Exercise: Find the lines containing "связям" and say how many there are, with no other words.

Entries:
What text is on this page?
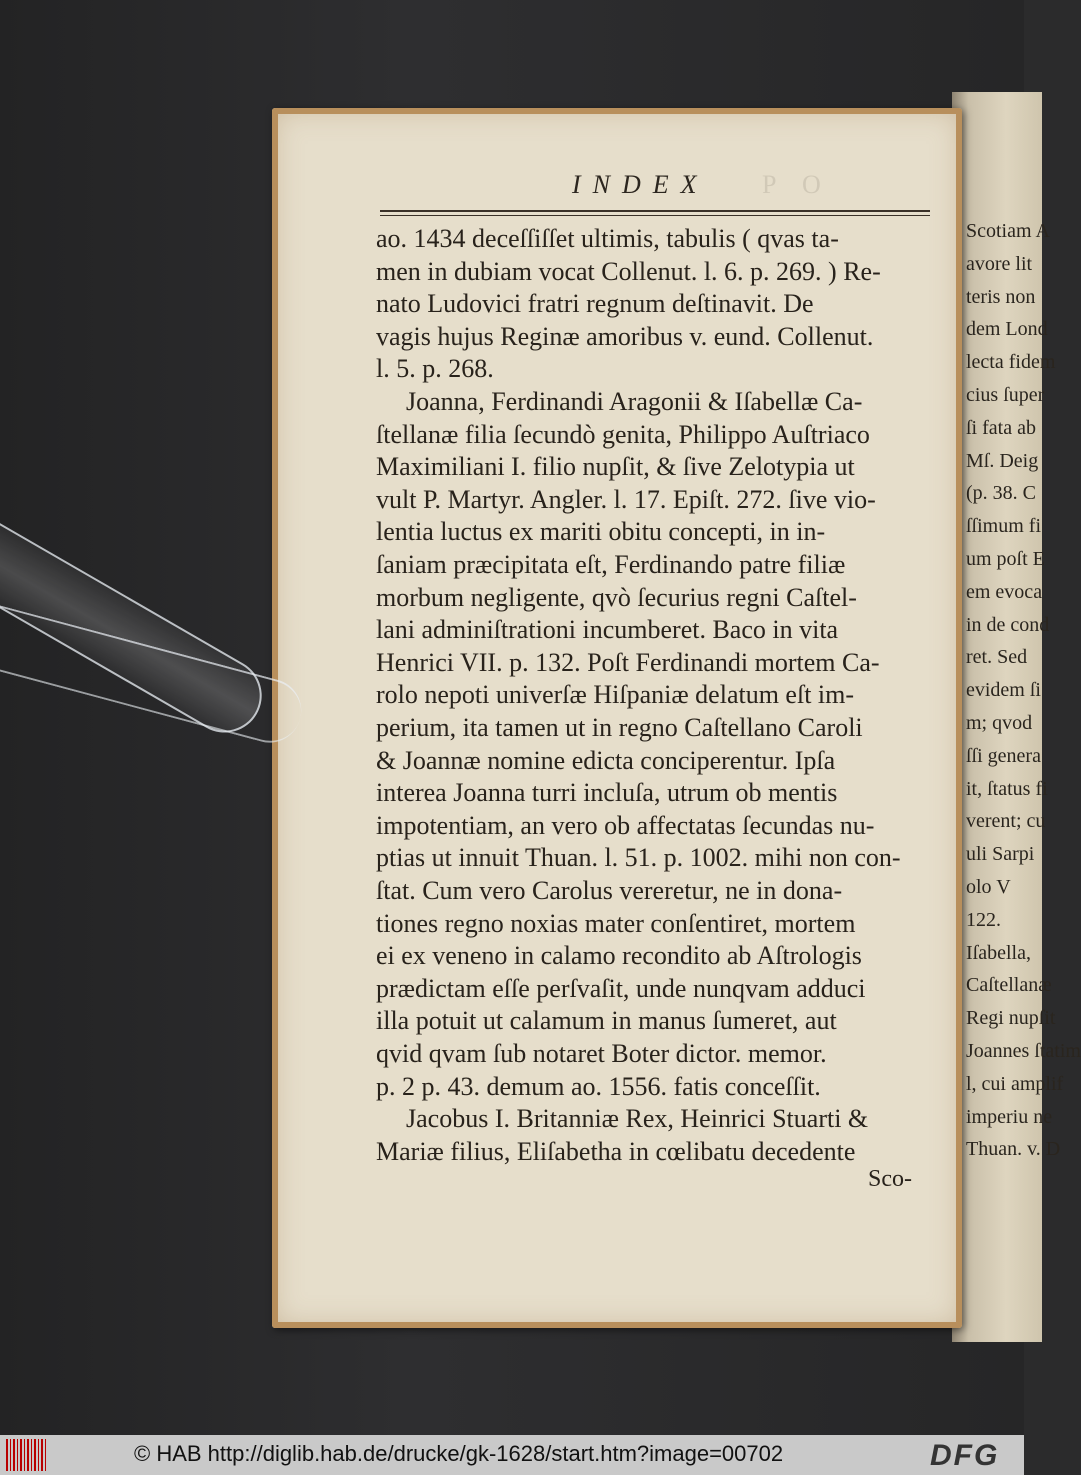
Scotiam A
avore lit
teris non
dem Lond
lecta fidem
cius ſuper
ſi fata ab
Mſ. Deig
(p. 38. C
ſſimum fi
um poſt E
em evoca
in de cond
ret. Sed
evidem ſi
m; qvod
ſſi genera
it, ſtatus fi
verent; cu
uli Sarpi
olo V
122.
Iſabella,
Caſtellanæ
Regi nupſit
Joannes ſtatim
l, cui amplif
imperiu ne
Thuan. v. D
INDEX P O
ao. 1434 deceſſiſſet ultimis, tabulis ( qvas ta-
men in dubiam vocat Collenut. l. 6. p. 269. ) Re-
nato Ludovici fratri regnum deſtinavit. De
vagis hujus Reginæ amoribus v. eund. Collenut.
l. 5. p. 268.
Joanna, Ferdinandi Aragonii & Iſabellæ Ca-
ſtellanæ filia ſecundò genita, Philippo Auſtriaco
Maximiliani I. filio nupſit, & ſive Zelotypia ut
vult P. Martyr. Angler. l. 17. Epiſt. 272. ſive vio-
lentia luctus ex mariti obitu concepti, in in-
ſaniam præcipitata eſt, Ferdinando patre filiæ
morbum negligente, qvò ſecurius regni Caſtel-
lani adminiſtrationi incumberet. Baco in vita
Henrici VII. p. 132. Poſt Ferdinandi mortem Ca-
rolo nepoti univerſæ Hiſpaniæ delatum eſt im-
perium, ita tamen ut in regno Caſtellano Caroli
& Joannæ nomine edicta conciperentur. Ipſa
interea Joanna turri incluſa, utrum ob mentis
impotentiam, an vero ob affectatas ſecundas nu-
ptias ut innuit Thuan. l. 51. p. 1002. mihi non con-
ſtat. Cum vero Carolus vereretur, ne in dona-
tiones regno noxias mater conſentiret, mortem
ei ex veneno in calamo recondito ab Aſtrologis
prædictam eſſe perſvaſit, unde nunqvam adduci
illa potuit ut calamum in manus ſumeret, aut
qvid qvam ſub notaret Boter dictor. memor.
p. 2 p. 43. demum ao. 1556. fatis conceſſit.
Jacobus I. Britanniæ Rex, Heinrici Stuarti &
Mariæ filius, Eliſabetha in cœlibatu decedente
Sco-
© HAB http://diglib.hab.de/drucke/gk-1628/start.htm?image=00702	DFG
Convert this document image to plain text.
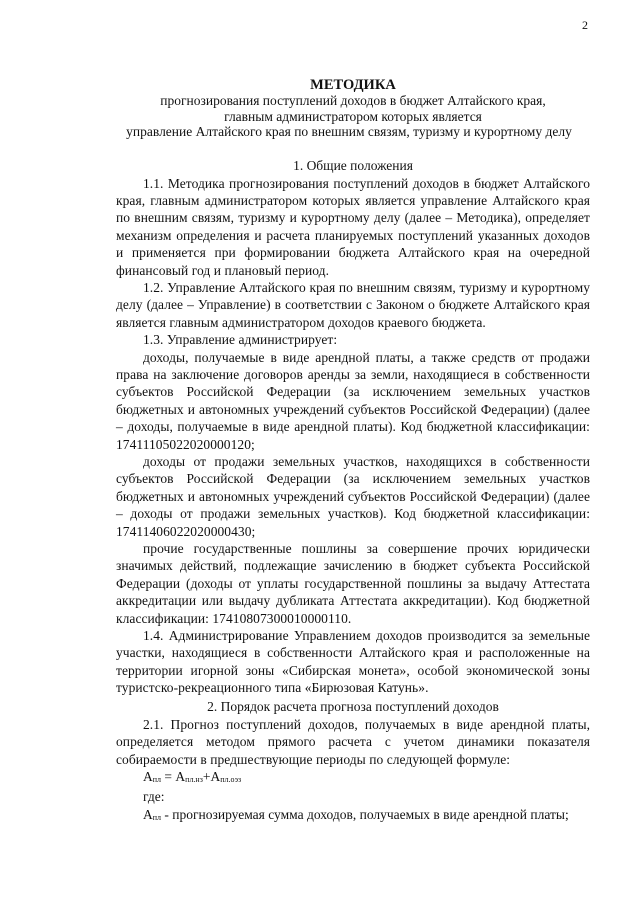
2
МЕТОДИКА
прогнозирования поступлений доходов в бюджет Алтайского края,
главным администратором которых является
управление Алтайского края по внешним связям, туризму и курортному делу
1. Общие положения

1.1. Методика прогнозирования поступлений доходов в бюджет Алтайского края, главным администратором которых является управление Алтайского края по внешним связям, туризму и курортному делу (далее – Методика), определяет механизм определения и расчета планируемых поступлений указанных доходов и применяется при формировании бюджета Алтайского края на очередной финансовый год и плановый период.

1.2. Управление Алтайского края по внешним связям, туризму и курортному делу (далее – Управление) в соответствии с Законом о бюджете Алтайского края является главным администратором доходов краевого бюджета.

1.3. Управление администрирует:

доходы, получаемые в виде арендной платы, а также средств от продажи права на заключение договоров аренды за земли, находящиеся в собственности субъектов Российской Федерации (за исключением земельных участков бюджетных и автономных учреждений субъектов Российской Федерации) (далее – доходы, получаемые в виде арендной платы). Код бюджетной классификации: 17411105022020000120;

доходы от продажи земельных участков, находящихся в собственности субъектов Российской Федерации (за исключением земельных участков бюджетных и автономных учреждений субъектов Российской Федерации) (далее – доходы от продажи земельных участков). Код бюджетной классификации: 17411406022020000430;

прочие государственные пошлины за совершение прочих юридически значимых действий, подлежащие зачислению в бюджет субъекта Российской Федерации (доходы от уплаты государственной пошлины за выдачу Аттестата аккредитации или выдачу дубликата Аттестата аккредитации). Код бюджетной классификации: 17410807300010000110.

1.4. Администрирование Управлением доходов производится за земельные участки, находящиеся в собственности Алтайского края и расположенные на территории игорной зоны «Сибирская монета», особой экономической зоны туристско-рекреационного типа «Бирюзовая Катунь».

2. Порядок расчета прогноза поступлений доходов

2.1. Прогноз поступлений доходов, получаемых в виде арендной платы, определяется методом прямого расчета с учетом динамики показателя собираемости в предшествующие периоды по следующей формуле:

$А_{пл} = А_{пл.нз}+А_{пл.оэз}$

где:

$А_{пл}$ - прогнозируемая сумма доходов, получаемых в виде арендной платы;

Answer for the task: 3